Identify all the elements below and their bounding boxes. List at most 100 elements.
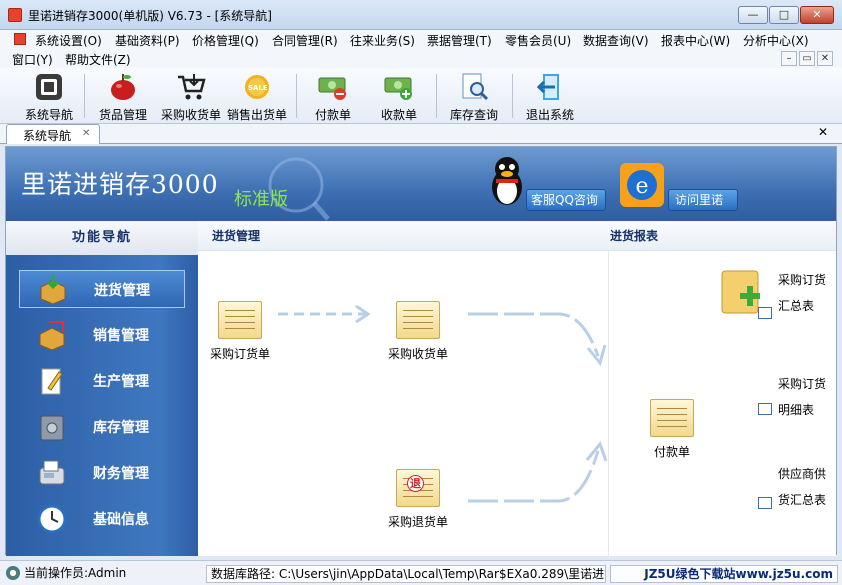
menu-retail-members[interactable]: 零售会员(U) [505, 32, 571, 49]
menu-price-management[interactable]: 价格管理(Q) [192, 32, 259, 49]
app-icon [8, 8, 22, 22]
mdi-restore-button[interactable]: ▭ [799, 51, 815, 66]
tab-close-icon[interactable]: ✕ [82, 128, 90, 139]
flow-node-purchase-order[interactable]: 采购订货单 [200, 301, 280, 362]
exit-door-icon [536, 74, 559, 100]
status-bar: 当前操作员:Admin 数据库路径: C:\Users\jin\AppData\… [0, 560, 842, 585]
sidebar: 功能导航 进货管理 销售管理 生产管理 库存管理 财务管理 基础信息 [6, 221, 198, 556]
banner: 里诺进销存3000 标准版 客服QQ咨询 e 访问里诺 [6, 147, 836, 221]
app-menu-icon[interactable] [14, 33, 26, 45]
main-panel: 里诺进销存3000 标准版 客服QQ咨询 e 访问里诺 功能导航 进货管理 销售… [5, 146, 837, 556]
toolbar-purchase-receipt-button[interactable]: 采购收货单 [160, 70, 222, 122]
sale-badge-text: SALE [248, 84, 268, 92]
sidebar-item-basic-info[interactable]: 基础信息 [19, 500, 185, 538]
report-form-icon [758, 497, 772, 509]
menu-bar-secondary: 窗口(Y) 帮助文件(Z) – ▭ ✕ [0, 49, 842, 68]
panel-close-icon[interactable]: ✕ [818, 125, 828, 139]
menu-contract-management[interactable]: 合同管理(R) [272, 32, 338, 49]
toolbar-receipt-button[interactable]: 收款单 [372, 70, 426, 122]
apple-icon [111, 74, 135, 100]
menu-analysis-center[interactable]: 分析中心(X) [743, 32, 809, 49]
svg-text:e: e [635, 174, 648, 199]
sidebar-item-sales[interactable]: 销售管理 [19, 316, 185, 354]
flow-node-label: 采购订货单 [209, 347, 270, 361]
pencil-paper-icon [41, 368, 63, 395]
qq-penguin-icon [492, 157, 522, 205]
flow-node-purchase-return[interactable]: 退 采购退货单 [378, 469, 458, 530]
report-purchase-order-detail[interactable]: 采购订货明细表 [758, 371, 828, 423]
flow-node-label: 采购收货单 [387, 347, 448, 361]
menu-basic-data[interactable]: 基础资料(P) [115, 32, 180, 49]
toolbar: 系统导航 货品管理 采购收货单 SALE 销售出货单 付款单 收款单 库存查询 … [0, 68, 842, 124]
report-label: 供应商供货汇总表 [778, 467, 827, 507]
payment-doc-icon [650, 399, 694, 437]
menu-window[interactable]: 窗口(Y) [12, 51, 53, 68]
flow-node-payment[interactable]: 付款单 [632, 399, 712, 460]
toolbar-goods-button[interactable]: 货品管理 [94, 70, 152, 122]
cart-icon [178, 74, 206, 100]
report-label: 采购订货明细表 [778, 377, 827, 417]
qq-consult-button[interactable]: 客服QQ咨询 [526, 189, 606, 211]
status-watermark: JZ5U绿色下载站www.jz5u.com [610, 565, 838, 583]
return-badge: 退 [407, 475, 424, 492]
money-plus-icon [384, 77, 412, 100]
sidebar-item-label: 生产管理 [93, 374, 149, 390]
report-label: 采购订货汇总表 [778, 273, 827, 313]
sidebar-header: 功能导航 [6, 221, 198, 255]
tab-strip: 系统导航 ✕ ✕ [0, 124, 842, 144]
toolbar-sales-shipment-button[interactable]: SALE 销售出货单 [226, 70, 288, 122]
purchase-receipt-doc-icon [396, 301, 440, 339]
tab-system-nav[interactable]: 系统导航 ✕ [6, 124, 100, 144]
sidebar-item-label: 库存管理 [93, 420, 149, 436]
visit-website-button[interactable]: 访问里诺 [668, 189, 738, 211]
report-form-icon [758, 307, 772, 319]
toolbar-separator [512, 74, 513, 118]
maximize-button[interactable]: □ [769, 6, 799, 24]
section-title-purchase: 进货管理 [212, 229, 261, 243]
pos-machine-icon [39, 460, 65, 485]
close-button[interactable]: ✕ [800, 6, 834, 24]
sidebar-item-inventory[interactable]: 库存管理 [19, 408, 185, 446]
title-bar: 里诺进销存3000(单机版) V6.73 - [系统导航] — □ ✕ [0, 0, 842, 30]
mdi-close-button[interactable]: ✕ [817, 51, 833, 66]
toolbar-system-nav-button[interactable]: 系统导航 [20, 70, 78, 122]
flow-node-purchase-receipt[interactable]: 采购收货单 [378, 301, 458, 362]
ie-browser-icon: e [620, 163, 664, 207]
content-area: 进货管理 进货报表 采购订货单 采购收货单 退 采购退货单 付款单 采购订货汇总… [198, 221, 836, 556]
navigation-icon [36, 74, 62, 100]
report-form-icon [758, 403, 772, 415]
sidebar-item-finance[interactable]: 财务管理 [19, 454, 185, 492]
toolbar-inventory-query-button[interactable]: 库存查询 [446, 70, 502, 122]
sidebar-item-label: 基础信息 [93, 512, 149, 528]
menu-data-query[interactable]: 数据查询(V) [583, 32, 649, 49]
menu-business-dealings[interactable]: 往来业务(S) [350, 32, 415, 49]
window-title: 里诺进销存3000(单机版) V6.73 - [系统导航] [28, 9, 272, 23]
menu-help[interactable]: 帮助文件(Z) [65, 51, 131, 68]
toolbar-separator [84, 74, 85, 118]
toolbar-label: 采购收货单 [160, 108, 221, 122]
safe-icon [40, 415, 64, 441]
tab-label: 系统导航 [23, 129, 72, 143]
toolbar-label: 系统导航 [24, 108, 73, 122]
purchase-order-doc-icon [218, 301, 262, 339]
menu-bills-management[interactable]: 票据管理(T) [427, 32, 492, 49]
toolbar-exit-button[interactable]: 退出系统 [522, 70, 578, 122]
sidebar-item-purchase[interactable]: 进货管理 [19, 270, 185, 308]
toolbar-separator [296, 74, 297, 118]
box-in-icon [40, 275, 66, 305]
toolbar-payment-button[interactable]: 付款单 [306, 70, 360, 122]
minimize-button[interactable]: — [738, 6, 768, 24]
mdi-minimize-button[interactable]: – [781, 51, 797, 66]
toolbar-label: 销售出货单 [226, 108, 287, 122]
flow-node-label: 采购退货单 [387, 515, 448, 529]
flow-node-label: 付款单 [653, 445, 690, 459]
menu-report-center[interactable]: 报表中心(W) [661, 32, 730, 49]
report-purchase-order-summary[interactable]: 采购订货汇总表 [758, 267, 828, 319]
toolbar-label: 退出系统 [525, 108, 574, 122]
sidebar-item-production[interactable]: 生产管理 [19, 362, 185, 400]
status-operator: 当前操作员:Admin [24, 566, 127, 580]
report-supplier-summary[interactable]: 供应商供货汇总表 [758, 461, 828, 513]
toolbar-label: 付款单 [314, 108, 351, 122]
menu-system-settings[interactable]: 系统设置(O) [35, 32, 102, 49]
section-title-reports: 进货报表 [610, 229, 659, 243]
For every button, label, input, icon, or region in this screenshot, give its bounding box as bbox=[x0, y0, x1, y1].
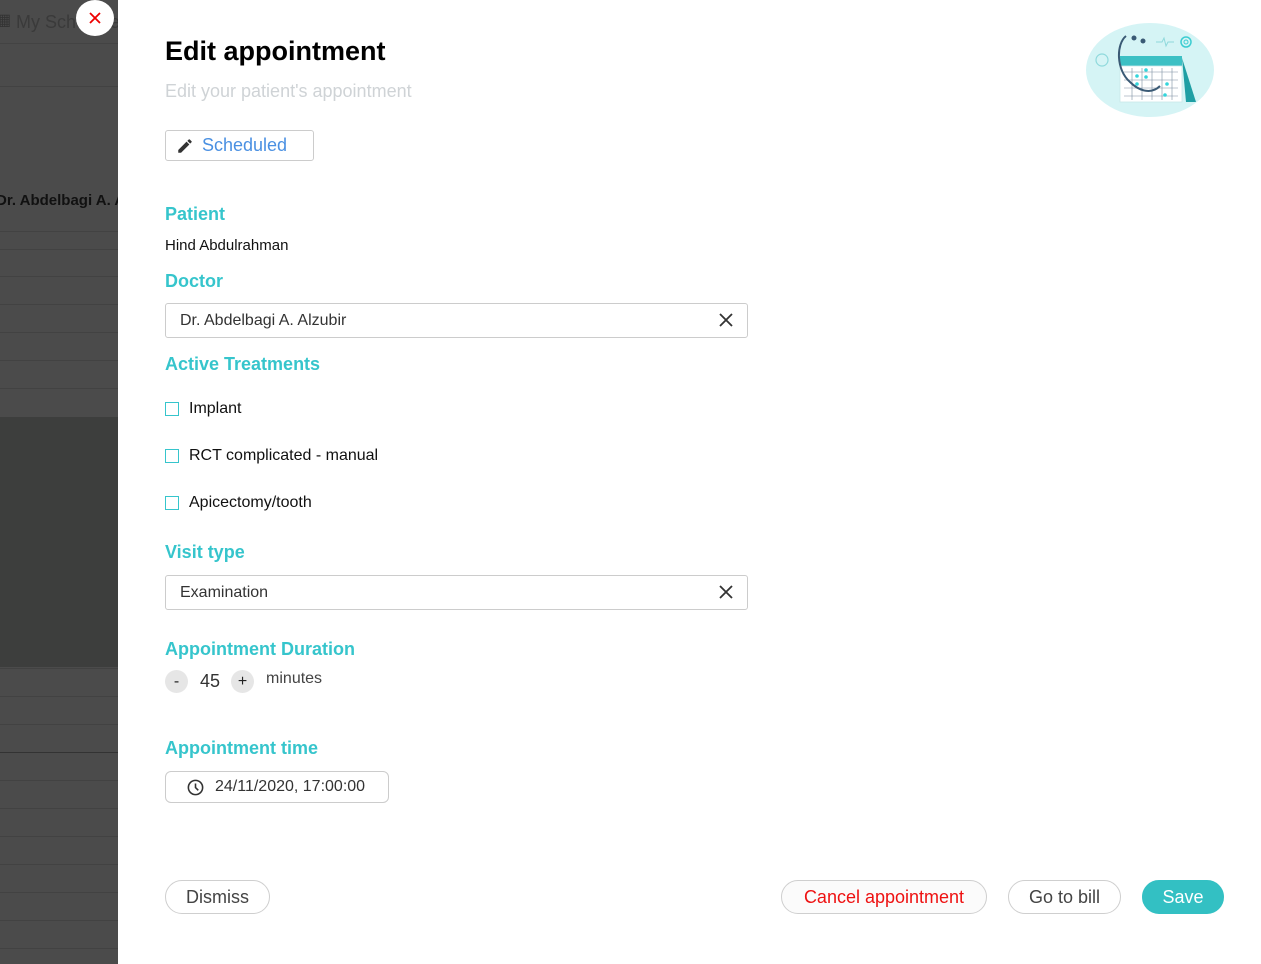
duration-label: Appointment Duration bbox=[165, 639, 355, 659]
backdrop-divider bbox=[0, 86, 118, 87]
backdrop-divider bbox=[0, 724, 118, 725]
decrement-duration-button[interactable]: - bbox=[165, 670, 188, 693]
edit-appointment-drawer: Edit appointment Edit your patient's app… bbox=[118, 0, 1261, 964]
pencil-icon bbox=[178, 138, 192, 153]
duration-value: 45 bbox=[200, 671, 221, 691]
doctor-select-value: Dr. Abdelbagi A. Alzubir bbox=[180, 311, 347, 329]
backdrop-divider bbox=[0, 696, 118, 697]
visit-type-label: Visit type bbox=[165, 542, 245, 562]
backdrop-divider bbox=[0, 780, 118, 781]
increment-duration-button[interactable]: + bbox=[231, 670, 255, 693]
treatment-label: RCT complicated - manual bbox=[189, 447, 379, 464]
status-button[interactable]: Scheduled bbox=[165, 130, 314, 161]
doctor-select[interactable]: Dr. Abdelbagi A. Alzubir bbox=[165, 303, 748, 338]
duration-unit: minutes bbox=[266, 669, 323, 687]
backdrop-divider bbox=[0, 892, 118, 893]
clear-doctor-icon[interactable] bbox=[717, 311, 735, 329]
backdrop-divider bbox=[0, 836, 118, 837]
visit-type-select[interactable]: Examination bbox=[165, 575, 748, 610]
clock-icon bbox=[187, 779, 204, 795]
treatment-checkbox-rct[interactable]: RCT complicated - manual bbox=[165, 447, 378, 465]
backdrop-divider bbox=[0, 948, 118, 949]
patient-label: Patient bbox=[165, 204, 226, 224]
clear-visit-type-icon[interactable] bbox=[717, 583, 735, 601]
backdrop-divider bbox=[0, 360, 118, 361]
backdrop-divider bbox=[0, 668, 118, 669]
doctor-label: Doctor bbox=[165, 271, 223, 291]
backdrop-doctor-column: Dr. Abdelbagi A. Alzubir bbox=[0, 192, 118, 209]
treatment-label: Apicectomy/tooth bbox=[189, 494, 312, 511]
backdrop-divider bbox=[0, 231, 118, 232]
close-icon bbox=[89, 12, 101, 24]
backdrop-appointment-block bbox=[0, 417, 118, 667]
backdrop-divider bbox=[0, 752, 118, 753]
backdrop-divider bbox=[0, 332, 118, 333]
backdrop-divider bbox=[0, 304, 118, 305]
backdrop-divider bbox=[0, 276, 118, 277]
treatment-checkbox-apicectomy[interactable]: Apicectomy/tooth bbox=[165, 494, 312, 512]
page-subtitle: Edit your patient's appointment bbox=[165, 81, 412, 101]
checkbox[interactable] bbox=[165, 402, 179, 416]
dismiss-button[interactable]: Dismiss bbox=[165, 880, 270, 914]
cancel-appointment-button[interactable]: Cancel appointment bbox=[781, 880, 987, 914]
duration-stepper: - 45 + minutes bbox=[165, 670, 322, 693]
calendar-stethoscope-illustration bbox=[1086, 23, 1214, 117]
treatment-label: Implant bbox=[189, 400, 242, 417]
close-drawer-button[interactable] bbox=[76, 0, 114, 36]
save-button[interactable]: Save bbox=[1142, 880, 1224, 914]
page-title: Edit appointment bbox=[165, 36, 386, 66]
appointment-time-picker[interactable]: 24/11/2020, 17:00:00 bbox=[165, 771, 389, 803]
page-backdrop: ▦ My Schedule Dr. Abdelbagi A. Alzubir bbox=[0, 0, 118, 964]
backdrop-divider bbox=[0, 249, 118, 250]
calendar-icon: ▦ bbox=[0, 12, 12, 29]
checkbox[interactable] bbox=[165, 449, 179, 463]
backdrop-divider bbox=[0, 808, 118, 809]
checkbox[interactable] bbox=[165, 496, 179, 510]
status-label: Scheduled bbox=[202, 135, 288, 155]
backdrop-divider bbox=[0, 864, 118, 865]
backdrop-divider bbox=[0, 388, 118, 389]
patient-name: Hind Abdulrahman bbox=[165, 237, 289, 254]
backdrop-divider bbox=[0, 920, 118, 921]
appointment-time-label: Appointment time bbox=[165, 738, 318, 758]
treatment-checkbox-implant[interactable]: Implant bbox=[165, 400, 241, 418]
active-treatments-label: Active Treatments bbox=[165, 354, 321, 374]
appointment-time-value: 24/11/2020, 17:00:00 bbox=[215, 778, 366, 795]
go-to-bill-button[interactable]: Go to bill bbox=[1008, 880, 1121, 914]
visit-type-value: Examination bbox=[180, 583, 269, 601]
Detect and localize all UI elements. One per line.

■ **Required work**:
In the items above, take the part that opens with the line containing "duration-label: Appointment Duration" and closes with the line containing "clear-visit-type-icon[interactable] bbox=[717, 583, 735, 601]", both lines included, and lay it out as a numbered list without any blank lines.

■ **Exercise solution**:
1. duration-label: Appointment Duration bbox=[165, 639, 355, 659]
2. backdrop-divider bbox=[0, 86, 118, 87]
3. backdrop-divider bbox=[0, 724, 118, 725]
4. decrement-duration-button[interactable]: - bbox=[165, 670, 188, 693]
5. edit-appointment-drawer: Edit appointment Edit your patient's app… bbox=[118, 0, 1261, 964]
6. pencil-icon bbox=[178, 138, 192, 153]
7. duration-value: 45 bbox=[200, 671, 221, 691]
8. doctor-select-value: Dr. Abdelbagi A. Alzubir bbox=[180, 311, 347, 329]
9. backdrop-divider bbox=[0, 696, 118, 697]
10. visit-type-label: Visit type bbox=[165, 542, 245, 562]
11. backdrop-divider bbox=[0, 780, 118, 781]
12. increment-duration-button[interactable]: + bbox=[231, 670, 255, 693]
13. treatment-label: RCT complicated - manual bbox=[189, 447, 379, 464]
14. status-button[interactable]: Scheduled bbox=[165, 130, 314, 161]
15. doctor-select[interactable]: Dr. Abdelbagi A. Alzubir bbox=[165, 303, 748, 338]
16. duration-unit: minutes bbox=[266, 669, 323, 687]
17. backdrop-divider bbox=[0, 892, 118, 893]
18. clear-doctor-icon[interactable] bbox=[717, 311, 735, 329]
19. backdrop-divider bbox=[0, 836, 118, 837]
20. visit-type-select[interactable]: Examination bbox=[165, 575, 748, 610]
21. clock-icon bbox=[187, 779, 204, 795]
22. treatment-checkbox-rct[interactable]: RCT complicated - manual bbox=[165, 447, 378, 465]
23. backdrop-divider bbox=[0, 948, 118, 949]
24. patient-label: Patient bbox=[165, 204, 226, 224]
25. clear-visit-type-icon[interactable] bbox=[717, 583, 735, 601]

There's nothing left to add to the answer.